Records follow. Select each line holding "SRMTID".

* [DATASET ROWS]
════════════════════

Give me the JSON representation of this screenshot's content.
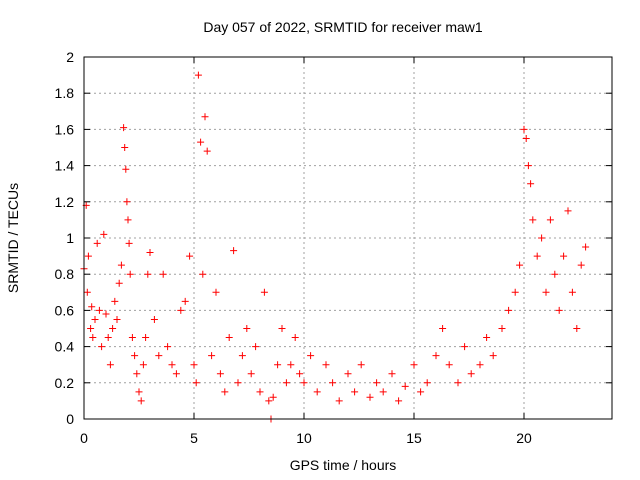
{
  "chart_data": {
    "type": "scatter",
    "title": "Day 057 of 2022, SRMTID for receiver maw1",
    "xlabel": "GPS time / hours",
    "ylabel": "SRMTID / TECUs",
    "xlim": [
      0,
      24
    ],
    "ylim": [
      0,
      2
    ],
    "xticks": [
      0,
      5,
      10,
      15,
      20
    ],
    "xtick_labels": [
      "0",
      "5",
      "10",
      "15",
      "20"
    ],
    "yticks": [
      0,
      0.2,
      0.4,
      0.6,
      0.8,
      1,
      1.2,
      1.4,
      1.6,
      1.8,
      2
    ],
    "ytick_labels": [
      "0",
      "0.2",
      "0.4",
      "0.6",
      "0.8",
      "1",
      "1.2",
      "1.4",
      "1.6",
      "1.8",
      "2"
    ],
    "grid": true,
    "marker": "plus",
    "color": "#ff0000",
    "series": [
      {
        "name": "SRMTID",
        "x": [
          0.0,
          0.1,
          0.15,
          0.2,
          0.3,
          0.35,
          0.4,
          0.5,
          0.6,
          0.7,
          0.8,
          0.9,
          1.0,
          1.1,
          1.2,
          1.3,
          1.4,
          1.5,
          1.6,
          1.7,
          1.8,
          1.85,
          1.9,
          1.95,
          2.0,
          2.05,
          2.1,
          2.2,
          2.3,
          2.4,
          2.5,
          2.6,
          2.7,
          2.8,
          2.9,
          3.0,
          3.2,
          3.4,
          3.6,
          3.8,
          4.0,
          4.2,
          4.4,
          4.6,
          4.8,
          5.0,
          5.1,
          5.2,
          5.3,
          5.4,
          5.5,
          5.6,
          5.8,
          6.0,
          6.2,
          6.4,
          6.6,
          6.8,
          7.0,
          7.2,
          7.4,
          7.6,
          7.8,
          8.0,
          8.2,
          8.4,
          8.5,
          8.6,
          8.8,
          9.0,
          9.2,
          9.4,
          9.6,
          9.8,
          10.0,
          10.3,
          10.6,
          11.0,
          11.3,
          11.6,
          12.0,
          12.3,
          12.6,
          13.0,
          13.3,
          13.6,
          14.0,
          14.3,
          14.6,
          15.0,
          15.3,
          15.6,
          16.0,
          16.3,
          16.6,
          17.0,
          17.3,
          17.6,
          18.0,
          18.3,
          18.6,
          19.0,
          19.3,
          19.6,
          19.8,
          20.0,
          20.1,
          20.2,
          20.3,
          20.4,
          20.6,
          20.8,
          21.0,
          21.2,
          21.4,
          21.6,
          21.8,
          22.0,
          22.2,
          22.4,
          22.6,
          22.8
        ],
        "values": [
          0.83,
          1.18,
          0.7,
          0.9,
          0.5,
          0.62,
          0.45,
          0.55,
          0.97,
          0.6,
          0.4,
          1.02,
          0.58,
          0.45,
          0.3,
          0.5,
          0.65,
          0.55,
          0.75,
          0.85,
          1.61,
          1.5,
          1.38,
          1.2,
          1.1,
          0.97,
          0.8,
          0.45,
          0.35,
          0.25,
          0.15,
          0.1,
          0.3,
          0.45,
          0.8,
          0.92,
          0.55,
          0.35,
          0.8,
          0.4,
          0.3,
          0.25,
          0.6,
          0.65,
          0.9,
          0.3,
          0.2,
          1.9,
          1.53,
          0.8,
          1.67,
          1.48,
          0.35,
          0.7,
          0.25,
          0.15,
          0.45,
          0.93,
          0.2,
          0.35,
          0.5,
          0.25,
          0.4,
          0.15,
          0.7,
          0.1,
          0.0,
          0.12,
          0.3,
          0.5,
          0.2,
          0.3,
          0.45,
          0.25,
          0.2,
          0.35,
          0.15,
          0.3,
          0.2,
          0.1,
          0.25,
          0.15,
          0.3,
          0.12,
          0.2,
          0.15,
          0.25,
          0.1,
          0.18,
          0.3,
          0.15,
          0.2,
          0.35,
          0.5,
          0.3,
          0.2,
          0.4,
          0.25,
          0.3,
          0.45,
          0.35,
          0.5,
          0.6,
          0.7,
          0.85,
          1.6,
          1.55,
          1.4,
          1.3,
          1.1,
          0.9,
          1.0,
          0.7,
          1.1,
          0.8,
          0.6,
          0.9,
          1.15,
          0.7,
          0.5,
          0.85,
          0.95
        ]
      }
    ]
  }
}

════════════════════

* [EXERCISE OUTPUT]
    "title": "Day 057 of 2022, SRMTID for receiver maw1",
    "ylabel": "SRMTID / TECUs",
        "name": "SRMTID",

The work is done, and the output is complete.